Records excerpted from a collection
-- start --

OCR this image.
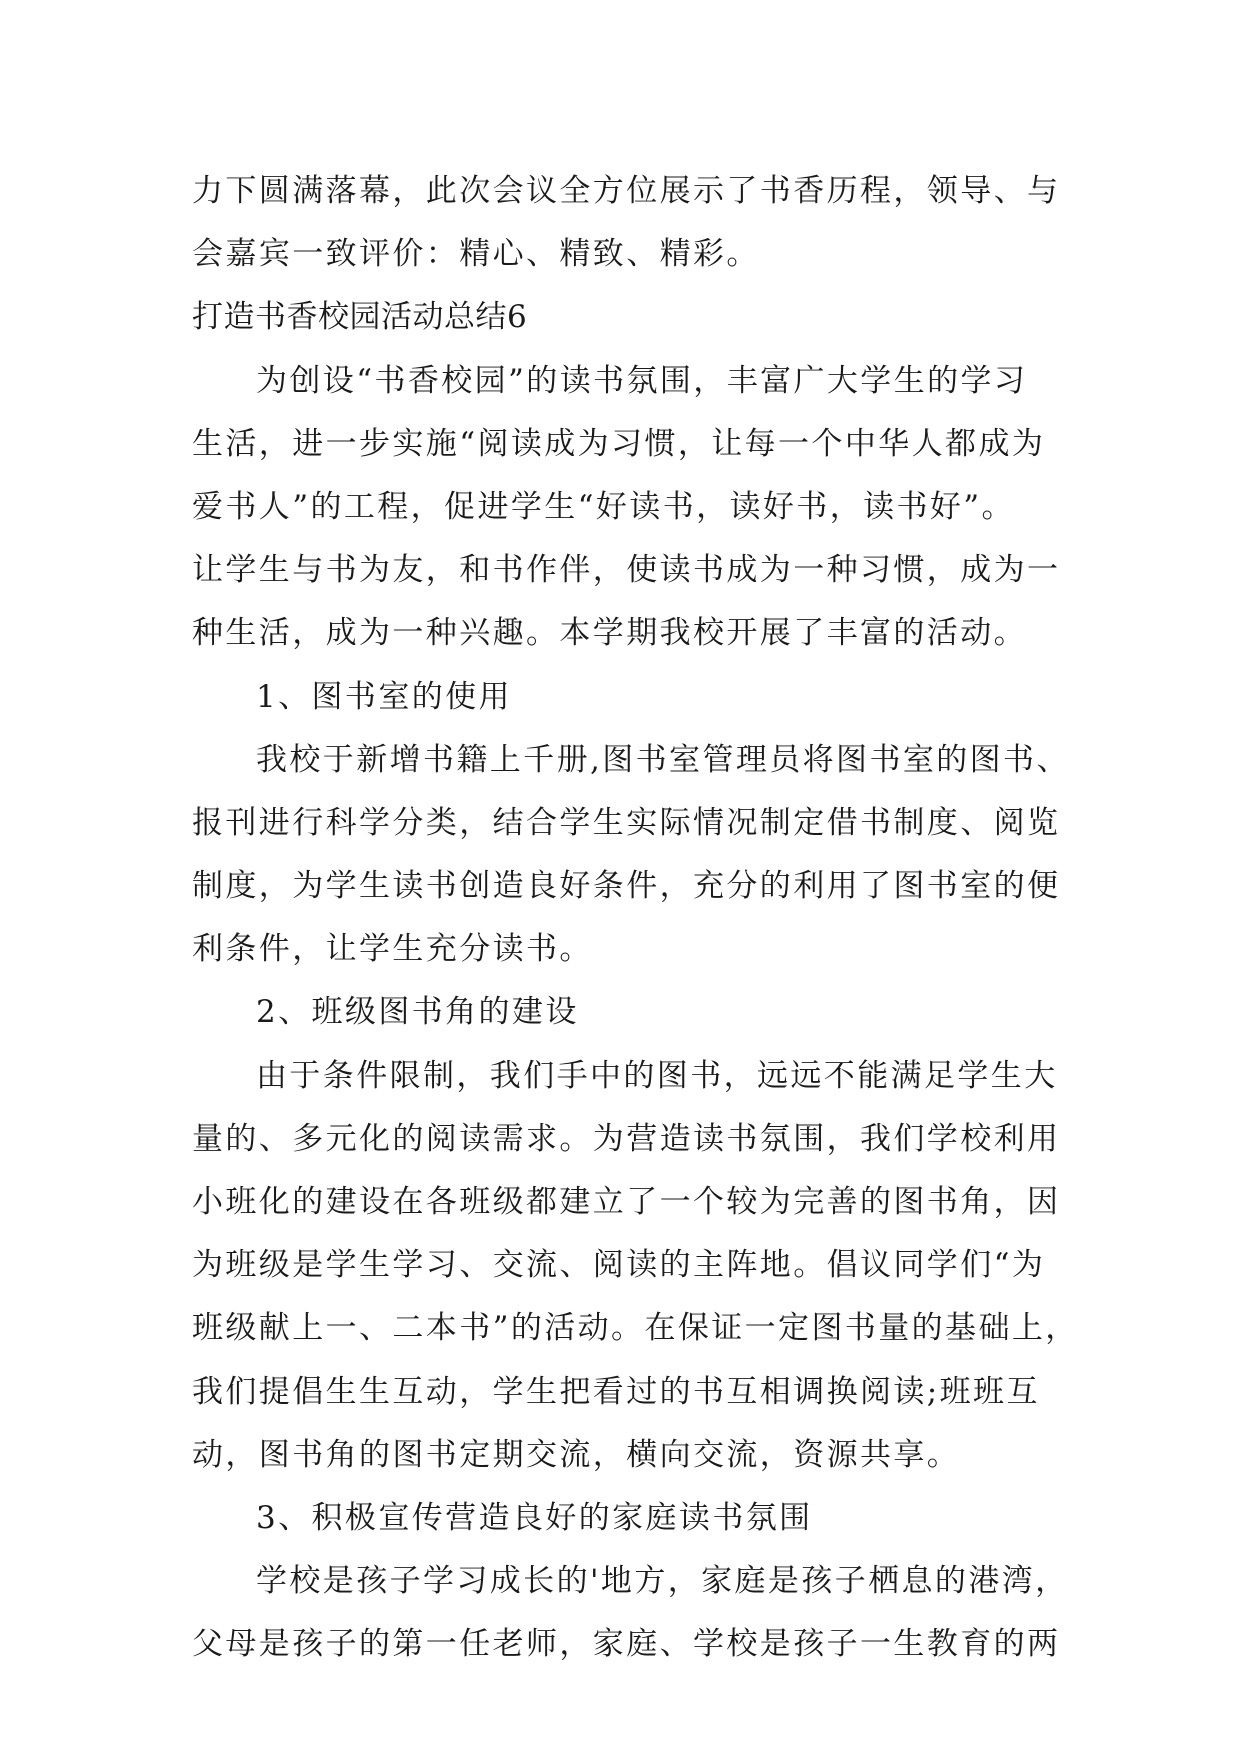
力下圆满落幕，此次会议全方位展示了书香历程，领导、与
会嘉宾一致评价：精心、精致、精彩。
打造书香校园活动总结6
为创设“书香校园”的读书氛围，丰富广大学生的学习
生活，进一步实施“阅读成为习惯，让每一个中华人都成为
爱书人”的工程，促进学生“好读书，读好书，读书好”。
让学生与书为友，和书作伴，使读书成为一种习惯，成为一
种生活，成为一种兴趣。本学期我校开展了丰富的活动。
1、图书室的使用
我校于新增书籍上千册,图书室管理员将图书室的图书、
报刊进行科学分类，结合学生实际情况制定借书制度、阅览
制度，为学生读书创造良好条件，充分的利用了图书室的便
利条件，让学生充分读书。
2、班级图书角的建设
由于条件限制，我们手中的图书，远远不能满足学生大
量的、多元化的阅读需求。为营造读书氛围，我们学校利用
小班化的建设在各班级都建立了一个较为完善的图书角，因
为班级是学生学习、交流、阅读的主阵地。倡议同学们“为
班级献上一、二本书”的活动。在保证一定图书量的基础上，
我们提倡生生互动，学生把看过的书互相调换阅读;班班互
动，图书角的图书定期交流，横向交流，资源共享。
3、积极宣传营造良好的家庭读书氛围
学校是孩子学习成长的'地方，家庭是孩子栖息的港湾，
父母是孩子的第一任老师，家庭、学校是孩子一生教育的两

-- end --

Leave the images out and output the remaining material exactly as it stands.

Output below
OCR this image.
力下圆满落幕，此次会议全方位展示了书香历程，领导、与
会嘉宾一致评价：精心、精致、精彩。
打造书香校园活动总结6
为创设“书香校园”的读书氛围，丰富广大学生的学习
生活，进一步实施“阅读成为习惯，让每一个中华人都成为
爱书人”的工程，促进学生“好读书，读好书，读书好”。
让学生与书为友，和书作伴，使读书成为一种习惯，成为一
种生活，成为一种兴趣。本学期我校开展了丰富的活动。
1、图书室的使用
我校于新增书籍上千册,图书室管理员将图书室的图书、
报刊进行科学分类，结合学生实际情况制定借书制度、阅览
制度，为学生读书创造良好条件，充分的利用了图书室的便
利条件，让学生充分读书。
2、班级图书角的建设
由于条件限制，我们手中的图书，远远不能满足学生大
量的、多元化的阅读需求。为营造读书氛围，我们学校利用
小班化的建设在各班级都建立了一个较为完善的图书角，因
为班级是学生学习、交流、阅读的主阵地。倡议同学们“为
班级献上一、二本书”的活动。在保证一定图书量的基础上，
我们提倡生生互动，学生把看过的书互相调换阅读;班班互
动，图书角的图书定期交流，横向交流，资源共享。
3、积极宣传营造良好的家庭读书氛围
学校是孩子学习成长的'地方，家庭是孩子栖息的港湾，
父母是孩子的第一任老师，家庭、学校是孩子一生教育的两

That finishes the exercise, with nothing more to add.